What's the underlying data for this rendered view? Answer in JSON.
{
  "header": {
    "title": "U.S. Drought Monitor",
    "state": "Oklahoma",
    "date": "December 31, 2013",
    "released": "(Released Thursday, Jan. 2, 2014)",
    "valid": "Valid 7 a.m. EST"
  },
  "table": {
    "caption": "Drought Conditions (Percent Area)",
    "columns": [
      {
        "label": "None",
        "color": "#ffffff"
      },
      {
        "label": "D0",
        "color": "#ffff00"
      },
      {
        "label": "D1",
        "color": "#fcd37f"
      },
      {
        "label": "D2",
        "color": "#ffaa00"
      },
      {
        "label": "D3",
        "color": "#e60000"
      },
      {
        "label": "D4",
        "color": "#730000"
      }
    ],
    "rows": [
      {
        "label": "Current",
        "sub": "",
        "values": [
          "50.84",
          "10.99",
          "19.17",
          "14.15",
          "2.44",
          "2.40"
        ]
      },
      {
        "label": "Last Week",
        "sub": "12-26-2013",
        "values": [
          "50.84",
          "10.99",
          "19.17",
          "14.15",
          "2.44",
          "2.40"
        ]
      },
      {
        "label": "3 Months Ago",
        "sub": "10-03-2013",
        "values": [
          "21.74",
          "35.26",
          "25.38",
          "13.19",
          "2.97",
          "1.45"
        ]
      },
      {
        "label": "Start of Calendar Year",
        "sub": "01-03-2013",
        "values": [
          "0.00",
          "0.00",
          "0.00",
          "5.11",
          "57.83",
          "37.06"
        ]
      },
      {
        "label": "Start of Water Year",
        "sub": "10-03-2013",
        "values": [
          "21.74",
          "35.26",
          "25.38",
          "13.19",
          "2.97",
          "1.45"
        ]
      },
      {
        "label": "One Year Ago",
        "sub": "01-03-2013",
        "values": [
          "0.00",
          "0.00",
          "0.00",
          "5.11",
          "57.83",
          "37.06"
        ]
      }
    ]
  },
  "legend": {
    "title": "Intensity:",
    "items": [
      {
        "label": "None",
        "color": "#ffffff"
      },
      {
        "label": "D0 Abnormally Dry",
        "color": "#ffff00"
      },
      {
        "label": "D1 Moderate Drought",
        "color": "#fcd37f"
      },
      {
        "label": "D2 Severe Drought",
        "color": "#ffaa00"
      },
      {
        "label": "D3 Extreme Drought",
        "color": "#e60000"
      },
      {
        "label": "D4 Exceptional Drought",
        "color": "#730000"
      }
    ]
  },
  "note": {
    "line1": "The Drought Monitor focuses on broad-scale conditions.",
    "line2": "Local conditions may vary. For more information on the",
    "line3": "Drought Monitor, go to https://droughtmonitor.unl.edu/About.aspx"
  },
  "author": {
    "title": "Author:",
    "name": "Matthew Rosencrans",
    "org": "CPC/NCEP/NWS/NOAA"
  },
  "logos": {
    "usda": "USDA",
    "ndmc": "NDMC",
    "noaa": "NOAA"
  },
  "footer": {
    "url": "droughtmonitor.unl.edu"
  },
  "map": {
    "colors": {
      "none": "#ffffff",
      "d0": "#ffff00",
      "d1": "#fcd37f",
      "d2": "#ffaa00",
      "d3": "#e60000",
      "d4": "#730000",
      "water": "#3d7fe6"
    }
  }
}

**What you have to do**. Write down the full listing again, exactly.

**Written response**.
What's the underlying data for this rendered view? Answer in JSON.
{
  "header": {
    "title": "U.S. Drought Monitor",
    "state": "Oklahoma",
    "date": "December 31, 2013",
    "released": "(Released Thursday, Jan. 2, 2014)",
    "valid": "Valid 7 a.m. EST"
  },
  "table": {
    "caption": "Drought Conditions (Percent Area)",
    "columns": [
      {
        "label": "None",
        "color": "#ffffff"
      },
      {
        "label": "D0",
        "color": "#ffff00"
      },
      {
        "label": "D1",
        "color": "#fcd37f"
      },
      {
        "label": "D2",
        "color": "#ffaa00"
      },
      {
        "label": "D3",
        "color": "#e60000"
      },
      {
        "label": "D4",
        "color": "#730000"
      }
    ],
    "rows": [
      {
        "label": "Current",
        "sub": "",
        "values": [
          "50.84",
          "10.99",
          "19.17",
          "14.15",
          "2.44",
          "2.40"
        ]
      },
      {
        "label": "Last Week",
        "sub": "12-26-2013",
        "values": [
          "50.84",
          "10.99",
          "19.17",
          "14.15",
          "2.44",
          "2.40"
        ]
      },
      {
        "label": "3 Months Ago",
        "sub": "10-03-2013",
        "values": [
          "21.74",
          "35.26",
          "25.38",
          "13.19",
          "2.97",
          "1.45"
        ]
      },
      {
        "label": "Start of Calendar Year",
        "sub": "01-03-2013",
        "values": [
          "0.00",
          "0.00",
          "0.00",
          "5.11",
          "57.83",
          "37.06"
        ]
      },
      {
        "label": "Start of Water Year",
        "sub": "10-03-2013",
        "values": [
          "21.74",
          "35.26",
          "25.38",
          "13.19",
          "2.97",
          "1.45"
        ]
      },
      {
        "label": "One Year Ago",
        "sub": "01-03-2013",
        "values": [
          "0.00",
          "0.00",
          "0.00",
          "5.11",
          "57.83",
          "37.06"
        ]
      }
    ]
  },
  "legend": {
    "title": "Intensity:",
    "items": [
      {
        "label": "None",
        "color": "#ffffff"
      },
      {
        "label": "D0 Abnormally Dry",
        "color": "#ffff00"
      },
      {
        "label": "D1 Moderate Drought",
        "color": "#fcd37f"
      },
      {
        "label": "D2 Severe Drought",
        "color": "#ffaa00"
      },
      {
        "label": "D3 Extreme Drought",
        "color": "#e60000"
      },
      {
        "label": "D4 Exceptional Drought",
        "color": "#730000"
      }
    ]
  },
  "note": {
    "line1": "The Drought Monitor focuses on broad-scale conditions.",
    "line2": "Local conditions may vary. For more information on the",
    "line3": "Drought Monitor, go to https://droughtmonitor.unl.edu/About.aspx"
  },
  "author": {
    "title": "Author:",
    "name": "Matthew Rosencrans",
    "org": "CPC/NCEP/NWS/NOAA"
  },
  "logos": {
    "usda": "USDA",
    "ndmc": "NDMC",
    "noaa": "NOAA"
  },
  "footer": {
    "url": "droughtmonitor.unl.edu"
  },
  "map": {
    "colors": {
      "none": "#ffffff",
      "d0": "#ffff00",
      "d1": "#fcd37f",
      "d2": "#ffaa00",
      "d3": "#e60000",
      "d4": "#730000",
      "water": "#3d7fe6"
    }
  }
}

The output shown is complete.